- WHAT YOU WILL DO -
Establish how many lines in the material include the string "化学療法併用群" and report it as a lone number.
○ ○ ○ ○
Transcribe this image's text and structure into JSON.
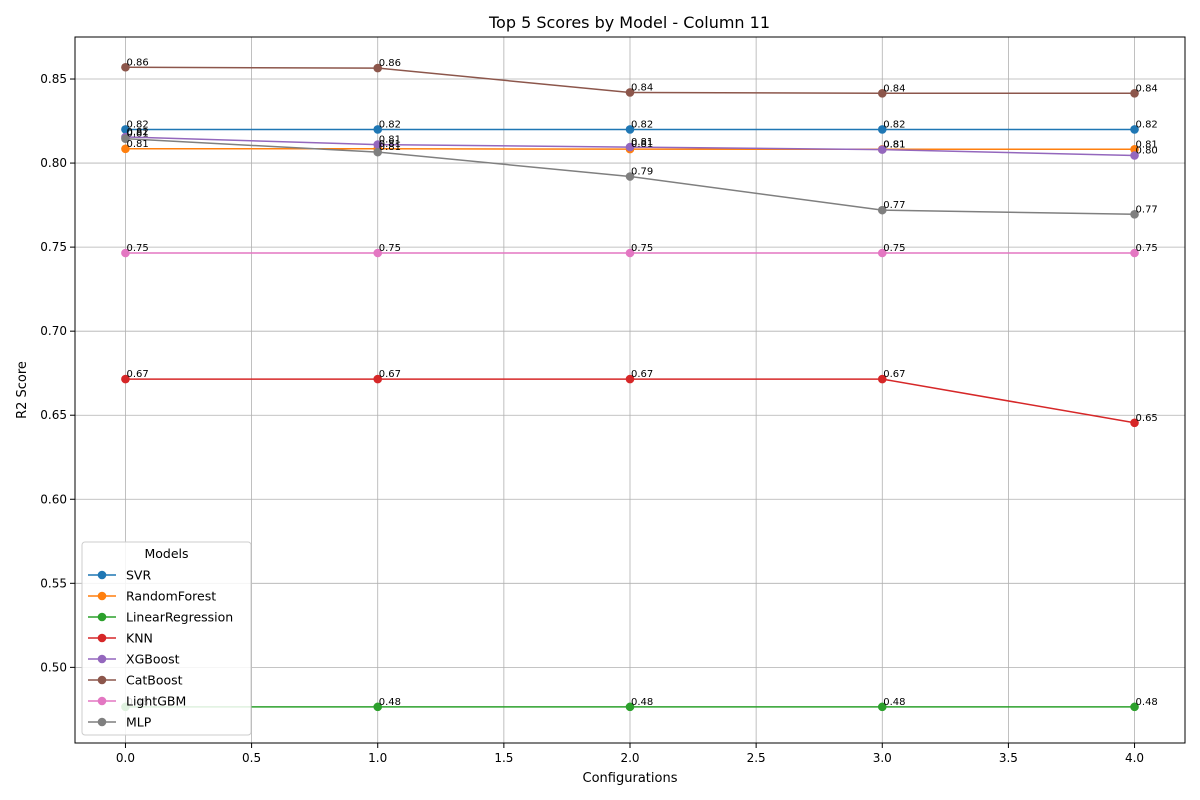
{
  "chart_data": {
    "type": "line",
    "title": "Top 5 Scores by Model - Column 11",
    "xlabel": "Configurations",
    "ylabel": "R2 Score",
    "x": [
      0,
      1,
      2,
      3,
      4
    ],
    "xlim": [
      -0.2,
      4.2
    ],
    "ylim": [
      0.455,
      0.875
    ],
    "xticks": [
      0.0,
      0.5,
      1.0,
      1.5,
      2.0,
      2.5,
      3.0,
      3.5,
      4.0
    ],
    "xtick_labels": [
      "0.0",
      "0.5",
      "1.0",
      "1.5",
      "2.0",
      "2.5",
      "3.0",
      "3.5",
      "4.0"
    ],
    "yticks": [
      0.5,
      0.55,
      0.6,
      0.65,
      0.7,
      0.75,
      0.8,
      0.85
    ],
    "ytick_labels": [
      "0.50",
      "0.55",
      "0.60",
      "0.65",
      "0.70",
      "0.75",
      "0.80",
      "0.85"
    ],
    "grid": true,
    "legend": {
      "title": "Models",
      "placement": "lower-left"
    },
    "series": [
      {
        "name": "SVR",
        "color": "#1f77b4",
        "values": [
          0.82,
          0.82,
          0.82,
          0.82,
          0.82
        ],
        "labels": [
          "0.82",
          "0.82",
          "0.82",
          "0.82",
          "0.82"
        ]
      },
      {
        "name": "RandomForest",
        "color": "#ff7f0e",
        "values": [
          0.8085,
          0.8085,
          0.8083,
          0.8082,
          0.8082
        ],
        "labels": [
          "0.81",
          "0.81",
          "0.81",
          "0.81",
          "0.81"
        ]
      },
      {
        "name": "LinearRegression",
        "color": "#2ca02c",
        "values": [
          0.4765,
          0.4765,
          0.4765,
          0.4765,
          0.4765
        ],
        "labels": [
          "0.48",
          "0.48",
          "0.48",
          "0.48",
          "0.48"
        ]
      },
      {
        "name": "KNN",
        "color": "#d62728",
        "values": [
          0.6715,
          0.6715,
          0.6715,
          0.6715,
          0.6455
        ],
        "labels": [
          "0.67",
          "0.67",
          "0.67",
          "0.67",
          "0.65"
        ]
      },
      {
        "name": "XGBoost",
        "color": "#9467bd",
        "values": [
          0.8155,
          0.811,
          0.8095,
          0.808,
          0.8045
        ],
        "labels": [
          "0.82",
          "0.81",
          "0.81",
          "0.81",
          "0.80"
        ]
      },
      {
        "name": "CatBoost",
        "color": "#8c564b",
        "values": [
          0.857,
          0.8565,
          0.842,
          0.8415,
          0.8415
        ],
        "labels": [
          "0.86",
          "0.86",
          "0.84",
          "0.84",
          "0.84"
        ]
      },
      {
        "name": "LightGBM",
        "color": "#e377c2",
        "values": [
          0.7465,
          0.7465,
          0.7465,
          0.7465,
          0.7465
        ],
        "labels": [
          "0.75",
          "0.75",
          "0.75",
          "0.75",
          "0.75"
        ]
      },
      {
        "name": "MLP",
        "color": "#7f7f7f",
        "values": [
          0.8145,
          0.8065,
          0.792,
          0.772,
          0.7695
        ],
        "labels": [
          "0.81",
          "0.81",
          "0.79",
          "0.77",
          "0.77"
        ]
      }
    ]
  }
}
○ ○ ○ ○
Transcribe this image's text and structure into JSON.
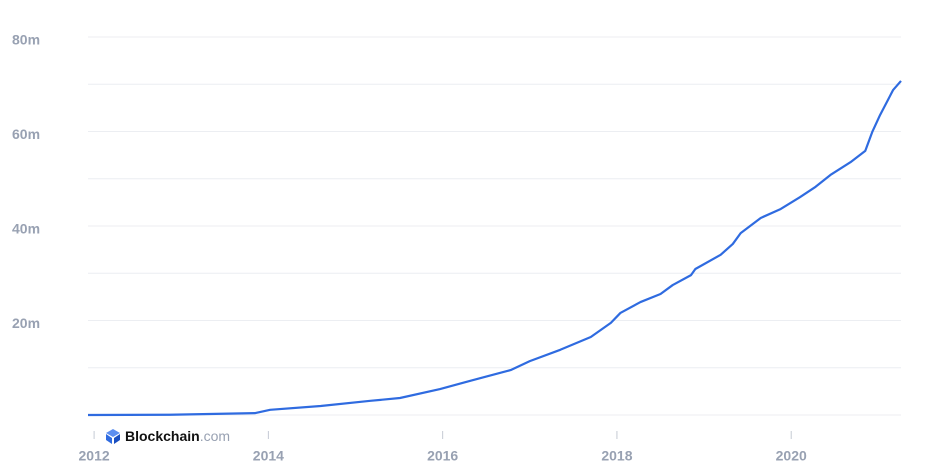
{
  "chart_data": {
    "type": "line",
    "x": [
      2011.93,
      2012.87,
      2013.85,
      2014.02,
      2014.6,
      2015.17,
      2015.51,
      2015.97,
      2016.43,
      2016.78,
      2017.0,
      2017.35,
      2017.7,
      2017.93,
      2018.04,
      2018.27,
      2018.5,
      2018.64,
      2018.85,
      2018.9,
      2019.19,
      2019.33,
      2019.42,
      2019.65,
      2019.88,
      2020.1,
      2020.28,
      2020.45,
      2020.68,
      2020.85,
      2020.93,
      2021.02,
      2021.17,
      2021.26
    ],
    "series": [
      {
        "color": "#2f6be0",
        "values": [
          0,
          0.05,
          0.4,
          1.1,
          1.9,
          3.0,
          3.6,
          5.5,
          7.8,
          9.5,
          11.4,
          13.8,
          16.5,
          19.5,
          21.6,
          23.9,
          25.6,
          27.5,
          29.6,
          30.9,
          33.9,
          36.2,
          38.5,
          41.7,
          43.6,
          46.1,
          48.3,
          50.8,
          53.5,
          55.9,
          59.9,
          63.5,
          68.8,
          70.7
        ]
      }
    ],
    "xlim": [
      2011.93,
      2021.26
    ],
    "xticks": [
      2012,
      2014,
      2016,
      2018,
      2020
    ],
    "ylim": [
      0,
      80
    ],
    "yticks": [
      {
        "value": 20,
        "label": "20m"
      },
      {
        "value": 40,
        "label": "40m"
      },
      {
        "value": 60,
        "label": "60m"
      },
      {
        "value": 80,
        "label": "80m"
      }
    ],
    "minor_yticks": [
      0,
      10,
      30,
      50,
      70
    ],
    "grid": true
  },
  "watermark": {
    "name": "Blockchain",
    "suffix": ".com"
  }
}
○ ○ ○ ○
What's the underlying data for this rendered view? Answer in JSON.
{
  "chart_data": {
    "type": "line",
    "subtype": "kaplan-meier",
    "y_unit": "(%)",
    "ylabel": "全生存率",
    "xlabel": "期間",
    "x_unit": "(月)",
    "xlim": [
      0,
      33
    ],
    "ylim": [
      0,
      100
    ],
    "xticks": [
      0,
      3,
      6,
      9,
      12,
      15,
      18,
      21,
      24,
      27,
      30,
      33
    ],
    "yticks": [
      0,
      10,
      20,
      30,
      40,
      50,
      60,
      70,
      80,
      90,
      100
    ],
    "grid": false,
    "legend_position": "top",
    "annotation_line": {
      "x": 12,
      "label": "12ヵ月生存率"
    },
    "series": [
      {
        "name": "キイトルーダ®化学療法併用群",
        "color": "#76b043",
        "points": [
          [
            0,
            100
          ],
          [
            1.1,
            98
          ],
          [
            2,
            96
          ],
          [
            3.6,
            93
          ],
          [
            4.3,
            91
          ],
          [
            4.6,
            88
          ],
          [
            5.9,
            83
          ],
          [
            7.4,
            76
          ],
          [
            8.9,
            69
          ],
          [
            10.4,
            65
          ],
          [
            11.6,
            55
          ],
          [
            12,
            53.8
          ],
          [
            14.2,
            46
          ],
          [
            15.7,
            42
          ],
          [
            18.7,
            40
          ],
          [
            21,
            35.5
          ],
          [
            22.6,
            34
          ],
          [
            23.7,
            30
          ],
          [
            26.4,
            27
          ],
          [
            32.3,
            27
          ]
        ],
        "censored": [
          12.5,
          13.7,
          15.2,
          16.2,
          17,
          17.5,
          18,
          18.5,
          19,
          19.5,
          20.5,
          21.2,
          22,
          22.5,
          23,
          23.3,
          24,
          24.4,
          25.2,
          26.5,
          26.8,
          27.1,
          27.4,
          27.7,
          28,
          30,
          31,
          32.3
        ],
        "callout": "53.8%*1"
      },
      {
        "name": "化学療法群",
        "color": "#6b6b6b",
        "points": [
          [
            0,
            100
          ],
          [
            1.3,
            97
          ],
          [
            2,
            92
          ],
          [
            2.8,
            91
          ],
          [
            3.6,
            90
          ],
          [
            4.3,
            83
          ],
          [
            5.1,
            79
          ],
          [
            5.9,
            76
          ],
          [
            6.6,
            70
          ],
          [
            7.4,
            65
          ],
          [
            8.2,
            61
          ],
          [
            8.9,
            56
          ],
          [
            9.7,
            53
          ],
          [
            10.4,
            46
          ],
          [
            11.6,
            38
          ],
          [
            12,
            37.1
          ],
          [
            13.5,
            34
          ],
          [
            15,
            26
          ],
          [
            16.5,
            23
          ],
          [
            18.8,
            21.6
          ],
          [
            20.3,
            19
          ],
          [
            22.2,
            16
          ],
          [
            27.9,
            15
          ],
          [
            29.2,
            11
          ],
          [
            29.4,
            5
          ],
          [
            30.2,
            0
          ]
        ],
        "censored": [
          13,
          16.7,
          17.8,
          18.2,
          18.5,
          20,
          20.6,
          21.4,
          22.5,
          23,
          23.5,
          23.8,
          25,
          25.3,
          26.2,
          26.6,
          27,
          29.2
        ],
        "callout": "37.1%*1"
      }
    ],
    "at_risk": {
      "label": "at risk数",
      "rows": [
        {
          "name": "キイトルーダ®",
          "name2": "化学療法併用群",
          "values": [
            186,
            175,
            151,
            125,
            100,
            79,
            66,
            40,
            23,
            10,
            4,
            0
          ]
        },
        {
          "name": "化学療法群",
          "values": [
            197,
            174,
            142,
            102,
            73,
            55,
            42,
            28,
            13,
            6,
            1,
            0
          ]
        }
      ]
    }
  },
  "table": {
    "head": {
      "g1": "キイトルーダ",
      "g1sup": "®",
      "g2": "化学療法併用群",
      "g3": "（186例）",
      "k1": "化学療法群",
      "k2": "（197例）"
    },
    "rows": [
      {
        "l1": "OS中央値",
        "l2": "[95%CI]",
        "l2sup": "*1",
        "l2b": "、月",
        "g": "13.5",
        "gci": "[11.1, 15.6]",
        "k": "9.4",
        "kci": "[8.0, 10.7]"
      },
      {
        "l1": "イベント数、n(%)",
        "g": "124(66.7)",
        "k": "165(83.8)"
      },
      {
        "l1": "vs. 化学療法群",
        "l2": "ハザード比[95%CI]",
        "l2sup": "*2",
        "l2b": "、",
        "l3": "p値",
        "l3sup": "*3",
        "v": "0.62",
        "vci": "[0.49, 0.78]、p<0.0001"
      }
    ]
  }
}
○ ○ ○ ○
- COMPLETED EXERCISE -
3